Each line of the listing must be transcribed exactly, except for the images, which should be excluded.

(Extracts from a graphics dataset)
□ □ □ □
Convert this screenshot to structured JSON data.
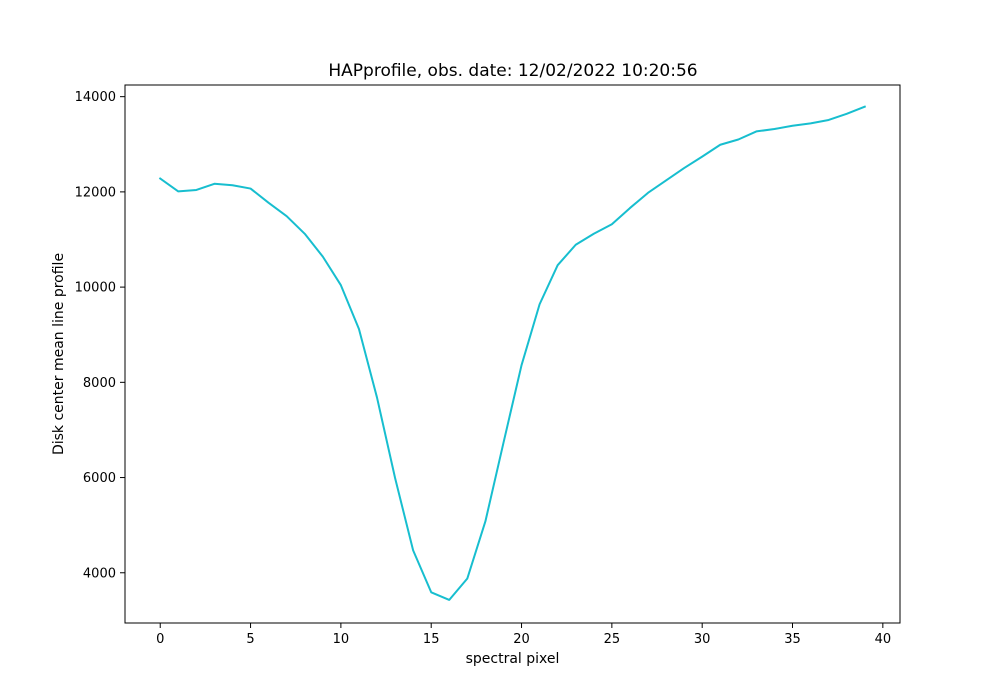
{
  "chart_data": {
    "type": "line",
    "title": "HAPprofile, obs. date: 12/02/2022 10:20:56",
    "xlabel": "spectral pixel",
    "ylabel": "Disk center mean line profile",
    "xlim": [
      -1.95,
      40.95
    ],
    "ylim": [
      2945,
      14245
    ],
    "x_ticks": [
      0,
      5,
      10,
      15,
      20,
      25,
      30,
      35,
      40
    ],
    "y_ticks": [
      4000,
      6000,
      8000,
      10000,
      12000,
      14000
    ],
    "grid": false,
    "legend": "none",
    "series": [
      {
        "color": "#17becf",
        "x": [
          0,
          1,
          2,
          3,
          4,
          5,
          6,
          7,
          8,
          9,
          10,
          11,
          12,
          13,
          14,
          15,
          16,
          17,
          18,
          19,
          20,
          21,
          22,
          23,
          24,
          25,
          26,
          27,
          28,
          29,
          30,
          31,
          32,
          33,
          34,
          35,
          36,
          37,
          38,
          39
        ],
        "y": [
          12280,
          12010,
          12040,
          12170,
          12140,
          12070,
          11770,
          11490,
          11120,
          10640,
          10040,
          9120,
          7680,
          5990,
          4470,
          3590,
          3430,
          3880,
          5080,
          6730,
          8360,
          9640,
          10460,
          10890,
          11120,
          11320,
          11660,
          11980,
          12240,
          12500,
          12740,
          12990,
          13100,
          13270,
          13320,
          13390,
          13440,
          13510,
          13640,
          13790
        ]
      }
    ]
  }
}
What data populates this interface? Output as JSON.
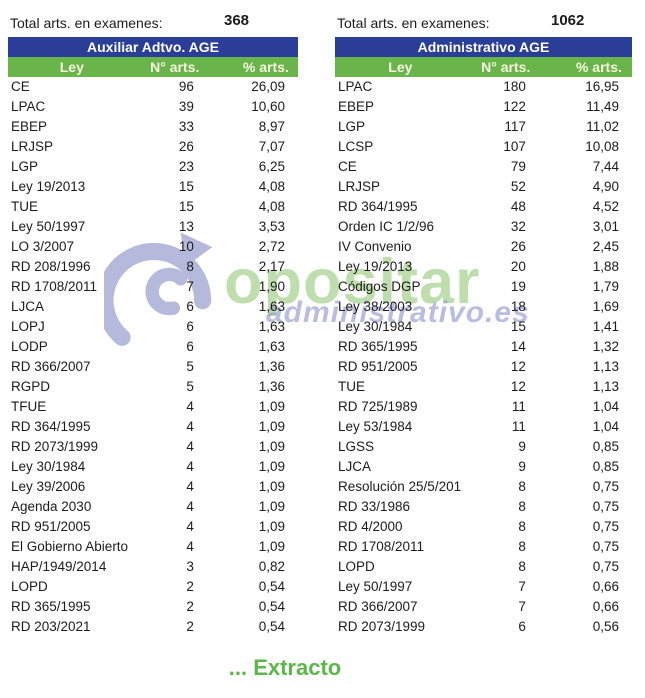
{
  "watermark": {
    "logo": "opositar-swirl-logo",
    "line1": "opositar",
    "line2": "administrativo.es",
    "logo_color": "#a9afd6",
    "line1_color": "#7ebe5c",
    "line2_color": "#8a93cc"
  },
  "tables": [
    {
      "total_label": "Total arts. en examenes:",
      "total_value": "368",
      "title": "Auxiliar Adtvo. AGE",
      "columns": [
        "Ley",
        "N° arts.",
        "% arts."
      ],
      "rows": [
        [
          "CE",
          "96",
          "26,09"
        ],
        [
          "LPAC",
          "39",
          "10,60"
        ],
        [
          "EBEP",
          "33",
          "8,97"
        ],
        [
          "LRJSP",
          "26",
          "7,07"
        ],
        [
          "LGP",
          "23",
          "6,25"
        ],
        [
          "Ley 19/2013",
          "15",
          "4,08"
        ],
        [
          "TUE",
          "15",
          "4,08"
        ],
        [
          "Ley 50/1997",
          "13",
          "3,53"
        ],
        [
          "LO 3/2007",
          "10",
          "2,72"
        ],
        [
          "RD 208/1996",
          "8",
          "2,17"
        ],
        [
          "RD 1708/2011",
          "7",
          "1,90"
        ],
        [
          "LJCA",
          "6",
          "1,63"
        ],
        [
          "LOPJ",
          "6",
          "1,63"
        ],
        [
          "LODP",
          "6",
          "1,63"
        ],
        [
          "RD 366/2007",
          "5",
          "1,36"
        ],
        [
          "RGPD",
          "5",
          "1,36"
        ],
        [
          "TFUE",
          "4",
          "1,09"
        ],
        [
          "RD 364/1995",
          "4",
          "1,09"
        ],
        [
          "RD 2073/1999",
          "4",
          "1,09"
        ],
        [
          "Ley 30/1984",
          "4",
          "1,09"
        ],
        [
          "Ley 39/2006",
          "4",
          "1,09"
        ],
        [
          "Agenda 2030",
          "4",
          "1,09"
        ],
        [
          "RD 951/2005",
          "4",
          "1,09"
        ],
        [
          "El Gobierno Abierto",
          "4",
          "1,09"
        ],
        [
          "HAP/1949/2014",
          "3",
          "0,82"
        ],
        [
          "LOPD",
          "2",
          "0,54"
        ],
        [
          "RD 365/1995",
          "2",
          "0,54"
        ],
        [
          "RD 203/2021",
          "2",
          "0,54"
        ]
      ]
    },
    {
      "total_label": "Total arts. en examenes:",
      "total_value": "1062",
      "title": "Administrativo AGE",
      "columns": [
        "Ley",
        "N° arts.",
        "% arts."
      ],
      "rows": [
        [
          "LPAC",
          "180",
          "16,95"
        ],
        [
          "EBEP",
          "122",
          "11,49"
        ],
        [
          "LGP",
          "117",
          "11,02"
        ],
        [
          "LCSP",
          "107",
          "10,08"
        ],
        [
          "CE",
          "79",
          "7,44"
        ],
        [
          "LRJSP",
          "52",
          "4,90"
        ],
        [
          "RD 364/1995",
          "48",
          "4,52"
        ],
        [
          "Orden IC 1/2/96",
          "32",
          "3,01"
        ],
        [
          "IV Convenio",
          "26",
          "2,45"
        ],
        [
          "Ley 19/2013",
          "20",
          "1,88"
        ],
        [
          "Códigos DGP",
          "19",
          "1,79"
        ],
        [
          "Ley 38/2003",
          "18",
          "1,69"
        ],
        [
          "Ley 30/1984",
          "15",
          "1,41"
        ],
        [
          "RD 365/1995",
          "14",
          "1,32"
        ],
        [
          "RD 951/2005",
          "12",
          "1,13"
        ],
        [
          "TUE",
          "12",
          "1,13"
        ],
        [
          "RD 725/1989",
          "11",
          "1,04"
        ],
        [
          "Ley 53/1984",
          "11",
          "1,04"
        ],
        [
          "LGSS",
          "9",
          "0,85"
        ],
        [
          "LJCA",
          "9",
          "0,85"
        ],
        [
          "Resolución 25/5/201",
          "8",
          "0,75"
        ],
        [
          "RD 33/1986",
          "8",
          "0,75"
        ],
        [
          "RD 4/2000",
          "8",
          "0,75"
        ],
        [
          "RD 1708/2011",
          "8",
          "0,75"
        ],
        [
          "LOPD",
          "8",
          "0,75"
        ],
        [
          "Ley 50/1997",
          "7",
          "0,66"
        ],
        [
          "RD 366/2007",
          "7",
          "0,66"
        ],
        [
          "RD 2073/1999",
          "6",
          "0,56"
        ]
      ]
    }
  ],
  "footer": {
    "extract_label": "... Extracto"
  },
  "colors": {
    "header_blue": "#2b3e97",
    "header_green": "#69b44b",
    "header_green_text": "#f7f7dd",
    "extract_green": "#5cb64a"
  }
}
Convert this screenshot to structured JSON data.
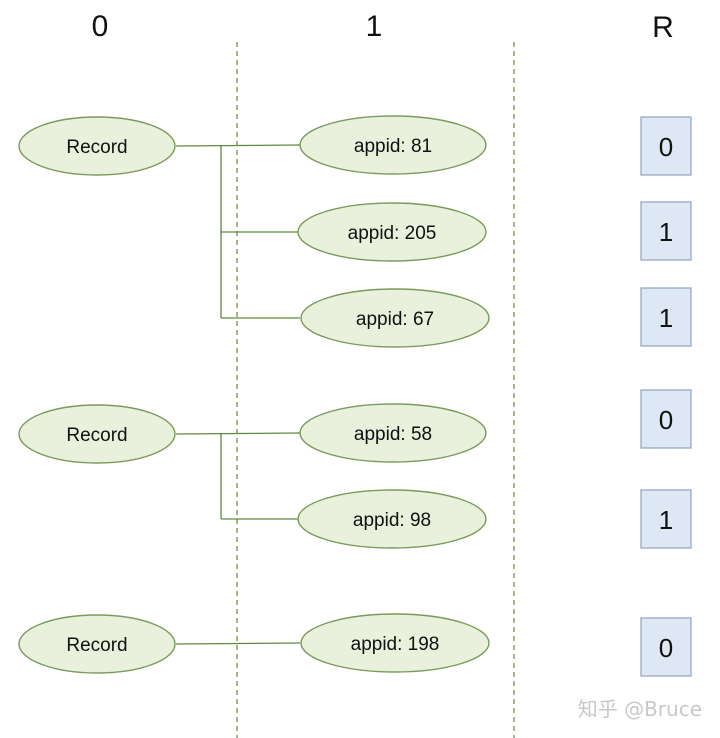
□ □ □ □
-- CORRECT RESULT --
Convert this screenshot to structured JSON data.
{
  "chart_data": {
    "type": "line",
    "title": "HAPprofile, obs. date: 12/02/2022 10:20:56",
    "xlabel": "spectral pixel",
    "ylabel": "Disk center mean line profile",
    "xlim": [
      -1.95,
      40.95
    ],
    "ylim": [
      2945,
      14245
    ],
    "x_ticks": [
      0,
      5,
      10,
      15,
      20,
      25,
      30,
      35,
      40
    ],
    "y_ticks": [
      4000,
      6000,
      8000,
      10000,
      12000,
      14000
    ],
    "grid": false,
    "legend": "none",
    "series": [
      {
        "color": "#17becf",
        "x": [
          0,
          1,
          2,
          3,
          4,
          5,
          6,
          7,
          8,
          9,
          10,
          11,
          12,
          13,
          14,
          15,
          16,
          17,
          18,
          19,
          20,
          21,
          22,
          23,
          24,
          25,
          26,
          27,
          28,
          29,
          30,
          31,
          32,
          33,
          34,
          35,
          36,
          37,
          38,
          39
        ],
        "y": [
          12280,
          12010,
          12040,
          12170,
          12140,
          12070,
          11770,
          11490,
          11120,
          10640,
          10040,
          9120,
          7680,
          5990,
          4470,
          3590,
          3430,
          3880,
          5080,
          6730,
          8360,
          9640,
          10460,
          10890,
          11120,
          11320,
          11660,
          11980,
          12240,
          12500,
          12740,
          12990,
          13100,
          13270,
          13320,
          13390,
          13440,
          13510,
          13640,
          13790
        ]
      }
    ]
  }
}
What data populates this interface? Output as JSON.
{
  "watermark": {
    "logo": "opositar-swirl-logo",
    "line1": "opositar",
    "line2": "administrativo.es",
    "logo_color": "#a9afd6",
    "line1_color": "#7ebe5c",
    "line2_color": "#8a93cc"
  },
  "tables": [
    {
      "total_label": "Total arts. en examenes:",
      "total_value": "368",
      "title": "Auxiliar Adtvo. AGE",
      "columns": [
        "Ley",
        "N° arts.",
        "% arts."
      ],
      "rows": [
        [
          "CE",
          "96",
          "26,09"
        ],
        [
          "LPAC",
          "39",
          "10,60"
        ],
        [
          "EBEP",
          "33",
          "8,97"
        ],
        [
          "LRJSP",
          "26",
          "7,07"
        ],
        [
          "LGP",
          "23",
          "6,25"
        ],
        [
          "Ley 19/2013",
          "15",
          "4,08"
        ],
        [
          "TUE",
          "15",
          "4,08"
        ],
        [
          "Ley 50/1997",
          "13",
          "3,53"
        ],
        [
          "LO 3/2007",
          "10",
          "2,72"
        ],
        [
          "RD 208/1996",
          "8",
          "2,17"
        ],
        [
          "RD 1708/2011",
          "7",
          "1,90"
        ],
        [
          "LJCA",
          "6",
          "1,63"
        ],
        [
          "LOPJ",
          "6",
          "1,63"
        ],
        [
          "LODP",
          "6",
          "1,63"
        ],
        [
          "RD 366/2007",
          "5",
          "1,36"
        ],
        [
          "RGPD",
          "5",
          "1,36"
        ],
        [
          "TFUE",
          "4",
          "1,09"
        ],
        [
          "RD 364/1995",
          "4",
          "1,09"
        ],
        [
          "RD 2073/1999",
          "4",
          "1,09"
        ],
        [
          "Ley 30/1984",
          "4",
          "1,09"
        ],
        [
          "Ley 39/2006",
          "4",
          "1,09"
        ],
        [
          "Agenda 2030",
          "4",
          "1,09"
        ],
        [
          "RD 951/2005",
          "4",
          "1,09"
        ],
        [
          "El Gobierno Abierto",
          "4",
          "1,09"
        ],
        [
          "HAP/1949/2014",
          "3",
          "0,82"
        ],
        [
          "LOPD",
          "2",
          "0,54"
        ],
        [
          "RD 365/1995",
          "2",
          "0,54"
        ],
        [
          "RD 203/2021",
          "2",
          "0,54"
        ]
      ]
    },
    {
      "total_label": "Total arts. en examenes:",
      "total_value": "1062",
      "title": "Administrativo AGE",
      "columns": [
        "Ley",
        "N° arts.",
        "% arts."
      ],
      "rows": [
        [
          "LPAC",
          "180",
          "16,95"
        ],
        [
          "EBEP",
          "122",
          "11,49"
        ],
        [
          "LGP",
          "117",
          "11,02"
        ],
        [
          "LCSP",
          "107",
          "10,08"
        ],
        [
          "CE",
          "79",
          "7,44"
        ],
        [
          "LRJSP",
          "52",
          "4,90"
        ],
        [
          "RD 364/1995",
          "48",
          "4,52"
        ],
        [
          "Orden IC 1/2/96",
          "32",
          "3,01"
        ],
        [
          "IV Convenio",
          "26",
          "2,45"
        ],
        [
          "Ley 19/2013",
          "20",
          "1,88"
        ],
        [
          "Códigos DGP",
          "19",
          "1,79"
        ],
        [
          "Ley 38/2003",
          "18",
          "1,69"
        ],
        [
          "Ley 30/1984",
          "15",
          "1,41"
        ],
        [
          "RD 365/1995",
          "14",
          "1,32"
        ],
        [
          "RD 951/2005",
          "12",
          "1,13"
        ],
        [
          "TUE",
          "12",
          "1,13"
        ],
        [
          "RD 725/1989",
          "11",
          "1,04"
        ],
        [
          "Ley 53/1984",
          "11",
          "1,04"
        ],
        [
          "LGSS",
          "9",
          "0,85"
        ],
        [
          "LJCA",
          "9",
          "0,85"
        ],
        [
          "Resolución 25/5/201",
          "8",
          "0,75"
        ],
        [
          "RD 33/1986",
          "8",
          "0,75"
        ],
        [
          "RD 4/2000",
          "8",
          "0,75"
        ],
        [
          "RD 1708/2011",
          "8",
          "0,75"
        ],
        [
          "LOPD",
          "8",
          "0,75"
        ],
        [
          "Ley 50/1997",
          "7",
          "0,66"
        ],
        [
          "RD 366/2007",
          "7",
          "0,66"
        ],
        [
          "RD 2073/1999",
          "6",
          "0,56"
        ]
      ]
    }
  ],
  "footer": {
    "extract_label": "... Extracto"
  },
  "colors": {
    "header_blue": "#2b3e97",
    "header_green": "#69b44b",
    "header_green_text": "#f7f7dd",
    "extract_green": "#5cb64a"
  }
}
Convert this screenshot to structured JSON data.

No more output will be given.